# START OF Data section

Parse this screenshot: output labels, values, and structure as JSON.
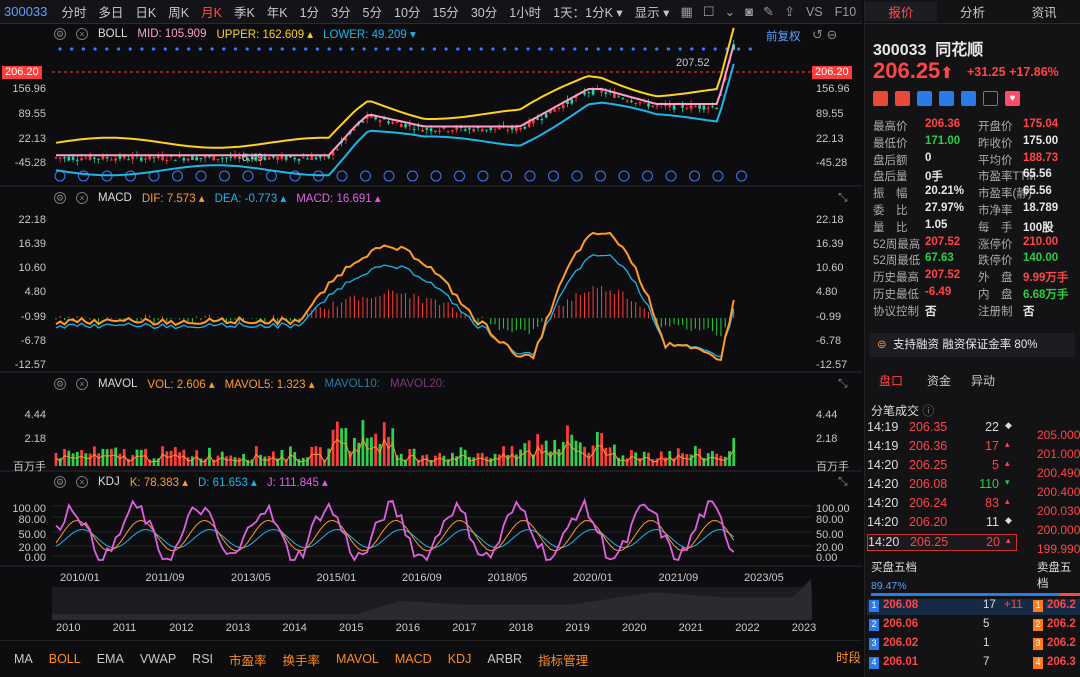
{
  "toolbar": {
    "code": "300033",
    "periods": [
      "分时",
      "多日",
      "日K",
      "周K",
      "月K",
      "季K",
      "年K",
      "1分",
      "3分",
      "5分",
      "10分",
      "15分",
      "30分",
      "1小时"
    ],
    "active": "月K",
    "dropdown1": "1天：1分K",
    "display": "显示",
    "vs": "VS",
    "f10": "F10"
  },
  "boll": {
    "name": "BOLL",
    "mid_label": "MID:",
    "mid": "105.909",
    "upper_label": "UPPER:",
    "upper": "162.609",
    "lower_label": "LOWER:",
    "lower": "49.209",
    "fq": "前复权",
    "yaxis": [
      "207.52",
      "156.96",
      "89.55",
      "22.13",
      "-45.28"
    ],
    "cur": "206.20",
    "hi_label": "207.52",
    "lo_label": "-6.49"
  },
  "macd": {
    "name": "MACD",
    "dif_label": "DIF:",
    "dif": "7.573",
    "dea_label": "DEA:",
    "dea": "-0.773",
    "macd_label": "MACD:",
    "macd": "16.691",
    "yaxis": [
      "22.18",
      "16.39",
      "10.60",
      "4.80",
      "-0.99",
      "-6.78",
      "-12.57"
    ]
  },
  "mavol": {
    "name": "MAVOL",
    "vol_label": "VOL:",
    "vol": "2.606",
    "m5_label": "MAVOL5:",
    "m5": "1.323",
    "m10": "MAVOL10:",
    "m20": "MAVOL20:",
    "yaxis": [
      "4.44",
      "2.18"
    ],
    "unit": "百万手"
  },
  "kdj": {
    "name": "KDJ",
    "k_label": "K:",
    "k": "78.383",
    "d_label": "D:",
    "d": "61.653",
    "j_label": "J:",
    "j": "111.845",
    "yaxis": [
      "100.00",
      "80.00",
      "50.00",
      "20.00",
      "0.00"
    ]
  },
  "xaxis": [
    "2010/01",
    "2011/09",
    "2013/05",
    "2015/01",
    "2016/09",
    "2018/05",
    "2020/01",
    "2021/09",
    "2023/05"
  ],
  "years": [
    "2010",
    "2011",
    "2012",
    "2013",
    "2014",
    "2015",
    "2016",
    "2017",
    "2018",
    "2019",
    "2020",
    "2021",
    "2022",
    "2023"
  ],
  "bottom": [
    "MA",
    "BOLL",
    "EMA",
    "VWAP",
    "RSI",
    "市盈率",
    "换手率",
    "MAVOL",
    "MACD",
    "KDJ",
    "ARBR",
    "指标管理"
  ],
  "bottom_right": "时段",
  "right": {
    "tabs": [
      "报价",
      "分析",
      "资讯"
    ],
    "code": "300033",
    "name": "同花顺",
    "price": "206.25",
    "chg": "+31.25",
    "pct": "+17.86%",
    "quote": [
      [
        "最高价",
        "206.36",
        "red",
        "开盘价",
        "175.04",
        "red"
      ],
      [
        "最低价",
        "171.00",
        "green",
        "昨收价",
        "175.00",
        "white"
      ],
      [
        "盘后额",
        "0",
        "white",
        "平均价",
        "188.73",
        "red"
      ],
      [
        "盘后量",
        "0手",
        "white",
        "市盈率TTM",
        "65.56",
        "white"
      ],
      [
        "振　幅",
        "20.21%",
        "white",
        "市盈率(静)",
        "65.56",
        "white"
      ],
      [
        "委　比",
        "27.97%",
        "white",
        "市净率",
        "18.789",
        "white"
      ],
      [
        "量　比",
        "1.05",
        "white",
        "每　手",
        "100股",
        "white"
      ],
      [
        "52周最高",
        "207.52",
        "red",
        "涨停价",
        "210.00",
        "red"
      ],
      [
        "52周最低",
        "67.63",
        "green",
        "跌停价",
        "140.00",
        "green"
      ],
      [
        "历史最高",
        "207.52",
        "red",
        "外　盘",
        "9.99万手",
        "red"
      ],
      [
        "历史最低",
        "-6.49",
        "red",
        "内　盘",
        "6.68万手",
        "green"
      ],
      [
        "协议控制",
        "否",
        "white",
        "注册制",
        "否",
        "white"
      ]
    ],
    "margin": "支持融资 融资保证金率 80%",
    "subtabs": [
      "盘口",
      "资金",
      "异动"
    ],
    "ticks_title": "分笔成交",
    "ticks": [
      [
        "14:19",
        "206.35",
        "22",
        "white"
      ],
      [
        "14:19",
        "206.36",
        "17",
        "red"
      ],
      [
        "14:20",
        "206.25",
        "5",
        "red"
      ],
      [
        "14:20",
        "206.08",
        "110",
        "green"
      ],
      [
        "14:20",
        "206.24",
        "83",
        "red"
      ],
      [
        "14:20",
        "206.20",
        "11",
        "white"
      ],
      [
        "14:20",
        "206.25",
        "20",
        "red"
      ]
    ],
    "side_prices": [
      "205.000",
      "201.000",
      "200.490",
      "200.400",
      "200.030",
      "200.000",
      "199.990"
    ],
    "buy5": "买盘五档",
    "sell5": "卖盘五档",
    "ratio": "89.47%",
    "bids": [
      [
        "1",
        "206.08",
        "17",
        "+11"
      ],
      [
        "2",
        "206.06",
        "5",
        ""
      ],
      [
        "3",
        "206.02",
        "1",
        ""
      ],
      [
        "4",
        "206.01",
        "7",
        ""
      ]
    ],
    "asks": [
      "206.2",
      "206.2",
      "206.2",
      "206.3"
    ]
  },
  "colors": {
    "up": "#ff3b3b",
    "down": "#2ecc40",
    "orange": "#ff9a2e",
    "yellow": "#ffd21f",
    "pink": "#ff9ec8",
    "cyan": "#1fb5e8",
    "magenta": "#e060e0"
  }
}
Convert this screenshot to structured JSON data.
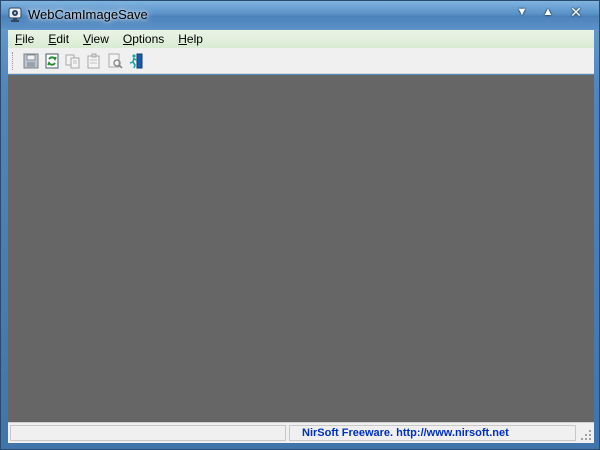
{
  "window": {
    "title": "WebCamImageSave",
    "controls": [
      "▼",
      "▲",
      "✕"
    ]
  },
  "menubar": {
    "items": [
      {
        "access": "F",
        "rest": "ile"
      },
      {
        "access": "E",
        "rest": "dit"
      },
      {
        "access": "V",
        "rest": "iew"
      },
      {
        "access": "O",
        "rest": "ptions"
      },
      {
        "access": "H",
        "rest": "elp"
      }
    ]
  },
  "toolbar": {
    "buttons": [
      "save-icon",
      "refresh-icon",
      "copy-icon",
      "properties-icon",
      "find-icon",
      "exit-icon"
    ]
  },
  "statusbar": {
    "left": "",
    "right": "NirSoft Freeware.  http://www.nirsoft.net"
  },
  "colors": {
    "content_background": "#666666",
    "status_link": "#0030c0"
  }
}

# END OF Data section

* **What is asked**: Go over the records above and tally each line that includes "name". Give the total by itself.

* **Final answer**: 5